--- BEGIN ---

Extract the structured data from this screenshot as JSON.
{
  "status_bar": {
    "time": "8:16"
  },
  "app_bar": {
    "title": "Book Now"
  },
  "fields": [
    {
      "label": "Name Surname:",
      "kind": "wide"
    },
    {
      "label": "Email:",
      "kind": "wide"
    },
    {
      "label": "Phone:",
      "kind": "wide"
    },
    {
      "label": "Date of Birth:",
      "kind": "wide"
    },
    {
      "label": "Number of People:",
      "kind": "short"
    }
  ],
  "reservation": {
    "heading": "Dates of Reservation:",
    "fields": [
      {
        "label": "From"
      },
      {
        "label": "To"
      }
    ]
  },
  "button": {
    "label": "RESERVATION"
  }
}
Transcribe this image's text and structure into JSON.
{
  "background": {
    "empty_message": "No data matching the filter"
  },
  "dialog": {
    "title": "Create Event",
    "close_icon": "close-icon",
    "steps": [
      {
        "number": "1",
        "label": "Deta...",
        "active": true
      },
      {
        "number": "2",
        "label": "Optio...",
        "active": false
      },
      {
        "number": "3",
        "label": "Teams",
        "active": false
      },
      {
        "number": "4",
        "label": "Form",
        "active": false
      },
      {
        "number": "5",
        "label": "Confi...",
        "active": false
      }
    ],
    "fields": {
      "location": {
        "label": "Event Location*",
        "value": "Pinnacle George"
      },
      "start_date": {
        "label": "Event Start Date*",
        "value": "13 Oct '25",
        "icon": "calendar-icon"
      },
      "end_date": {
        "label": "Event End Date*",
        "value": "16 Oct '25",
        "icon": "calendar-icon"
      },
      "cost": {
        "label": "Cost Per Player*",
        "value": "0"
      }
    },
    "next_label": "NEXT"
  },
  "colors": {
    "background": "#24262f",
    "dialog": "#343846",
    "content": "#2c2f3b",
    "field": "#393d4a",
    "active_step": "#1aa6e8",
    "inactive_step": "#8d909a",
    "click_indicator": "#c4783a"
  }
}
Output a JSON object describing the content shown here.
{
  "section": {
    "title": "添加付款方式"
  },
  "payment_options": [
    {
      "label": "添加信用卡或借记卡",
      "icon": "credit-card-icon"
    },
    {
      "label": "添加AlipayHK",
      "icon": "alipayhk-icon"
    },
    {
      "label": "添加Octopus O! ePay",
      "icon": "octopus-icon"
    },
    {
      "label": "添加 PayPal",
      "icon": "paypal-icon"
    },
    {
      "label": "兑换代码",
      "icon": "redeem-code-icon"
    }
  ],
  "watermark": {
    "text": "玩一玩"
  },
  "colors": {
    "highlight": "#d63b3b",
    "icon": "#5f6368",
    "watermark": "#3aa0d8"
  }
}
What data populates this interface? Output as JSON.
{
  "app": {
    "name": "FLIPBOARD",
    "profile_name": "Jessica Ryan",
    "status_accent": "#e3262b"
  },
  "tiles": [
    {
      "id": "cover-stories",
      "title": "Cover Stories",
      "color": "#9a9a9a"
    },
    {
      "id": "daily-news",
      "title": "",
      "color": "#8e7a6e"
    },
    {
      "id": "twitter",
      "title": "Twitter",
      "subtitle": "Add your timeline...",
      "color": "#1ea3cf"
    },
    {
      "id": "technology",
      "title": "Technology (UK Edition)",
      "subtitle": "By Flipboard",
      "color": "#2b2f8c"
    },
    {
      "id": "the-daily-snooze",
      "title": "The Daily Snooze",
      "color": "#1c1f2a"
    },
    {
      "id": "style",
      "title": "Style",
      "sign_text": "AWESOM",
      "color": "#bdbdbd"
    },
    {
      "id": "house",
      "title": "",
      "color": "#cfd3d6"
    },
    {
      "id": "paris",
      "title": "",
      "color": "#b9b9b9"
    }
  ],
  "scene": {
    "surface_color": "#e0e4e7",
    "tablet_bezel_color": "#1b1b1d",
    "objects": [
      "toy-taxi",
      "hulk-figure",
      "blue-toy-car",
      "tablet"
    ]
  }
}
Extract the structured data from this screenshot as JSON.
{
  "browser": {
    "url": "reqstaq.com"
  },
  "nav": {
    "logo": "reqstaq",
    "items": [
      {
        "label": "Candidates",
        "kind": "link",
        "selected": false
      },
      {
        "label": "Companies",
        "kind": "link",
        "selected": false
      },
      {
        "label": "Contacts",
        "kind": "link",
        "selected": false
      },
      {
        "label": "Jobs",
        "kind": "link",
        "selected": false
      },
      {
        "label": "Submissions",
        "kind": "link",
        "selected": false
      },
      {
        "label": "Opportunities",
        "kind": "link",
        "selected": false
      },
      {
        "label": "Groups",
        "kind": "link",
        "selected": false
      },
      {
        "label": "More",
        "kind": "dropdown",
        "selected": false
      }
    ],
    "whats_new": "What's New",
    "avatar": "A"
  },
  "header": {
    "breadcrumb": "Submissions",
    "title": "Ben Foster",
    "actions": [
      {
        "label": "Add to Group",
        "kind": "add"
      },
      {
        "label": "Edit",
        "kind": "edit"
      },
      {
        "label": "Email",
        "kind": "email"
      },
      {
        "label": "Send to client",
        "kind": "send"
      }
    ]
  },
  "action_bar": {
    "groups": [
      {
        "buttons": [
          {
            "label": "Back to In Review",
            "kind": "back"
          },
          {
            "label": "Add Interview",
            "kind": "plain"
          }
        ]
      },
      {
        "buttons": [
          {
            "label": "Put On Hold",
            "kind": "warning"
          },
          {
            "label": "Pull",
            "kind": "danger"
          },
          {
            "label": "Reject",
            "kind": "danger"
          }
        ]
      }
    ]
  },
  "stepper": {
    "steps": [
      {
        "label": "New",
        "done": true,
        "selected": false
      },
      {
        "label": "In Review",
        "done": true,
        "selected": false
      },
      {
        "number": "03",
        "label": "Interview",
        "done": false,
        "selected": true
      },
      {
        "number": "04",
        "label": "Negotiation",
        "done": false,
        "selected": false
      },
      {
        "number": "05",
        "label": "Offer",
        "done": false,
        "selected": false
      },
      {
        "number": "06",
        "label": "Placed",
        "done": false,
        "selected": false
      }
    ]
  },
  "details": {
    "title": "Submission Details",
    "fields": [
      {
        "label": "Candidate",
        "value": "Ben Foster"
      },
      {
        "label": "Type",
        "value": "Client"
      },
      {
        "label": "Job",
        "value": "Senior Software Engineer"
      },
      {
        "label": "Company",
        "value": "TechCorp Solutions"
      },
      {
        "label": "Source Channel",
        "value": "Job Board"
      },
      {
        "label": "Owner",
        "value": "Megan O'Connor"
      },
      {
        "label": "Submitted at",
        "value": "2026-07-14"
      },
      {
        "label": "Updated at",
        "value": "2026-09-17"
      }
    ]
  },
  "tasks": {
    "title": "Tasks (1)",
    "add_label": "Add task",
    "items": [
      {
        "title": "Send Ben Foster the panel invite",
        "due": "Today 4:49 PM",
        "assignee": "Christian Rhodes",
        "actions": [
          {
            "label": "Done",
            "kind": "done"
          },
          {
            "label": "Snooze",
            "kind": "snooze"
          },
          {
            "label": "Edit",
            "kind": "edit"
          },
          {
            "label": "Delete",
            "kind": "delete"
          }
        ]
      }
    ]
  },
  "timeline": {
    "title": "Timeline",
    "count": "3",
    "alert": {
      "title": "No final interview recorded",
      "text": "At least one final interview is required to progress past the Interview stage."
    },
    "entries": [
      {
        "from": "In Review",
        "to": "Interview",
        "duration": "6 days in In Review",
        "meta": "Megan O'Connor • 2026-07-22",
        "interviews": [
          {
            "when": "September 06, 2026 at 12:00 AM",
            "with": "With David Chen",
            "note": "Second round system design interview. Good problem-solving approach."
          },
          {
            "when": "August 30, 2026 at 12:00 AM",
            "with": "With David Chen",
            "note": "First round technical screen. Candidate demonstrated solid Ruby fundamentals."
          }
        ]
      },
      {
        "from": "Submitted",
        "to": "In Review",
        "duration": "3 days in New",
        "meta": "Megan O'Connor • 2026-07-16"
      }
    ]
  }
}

--- END ---

Exercise aim: Gather up every line from the listing above in which the word "Event" occurs.

Finished task:
    "title": "Create Event",
        "label": "Event Location*",
        "label": "Event Start Date*",
        "label": "Event End Date*",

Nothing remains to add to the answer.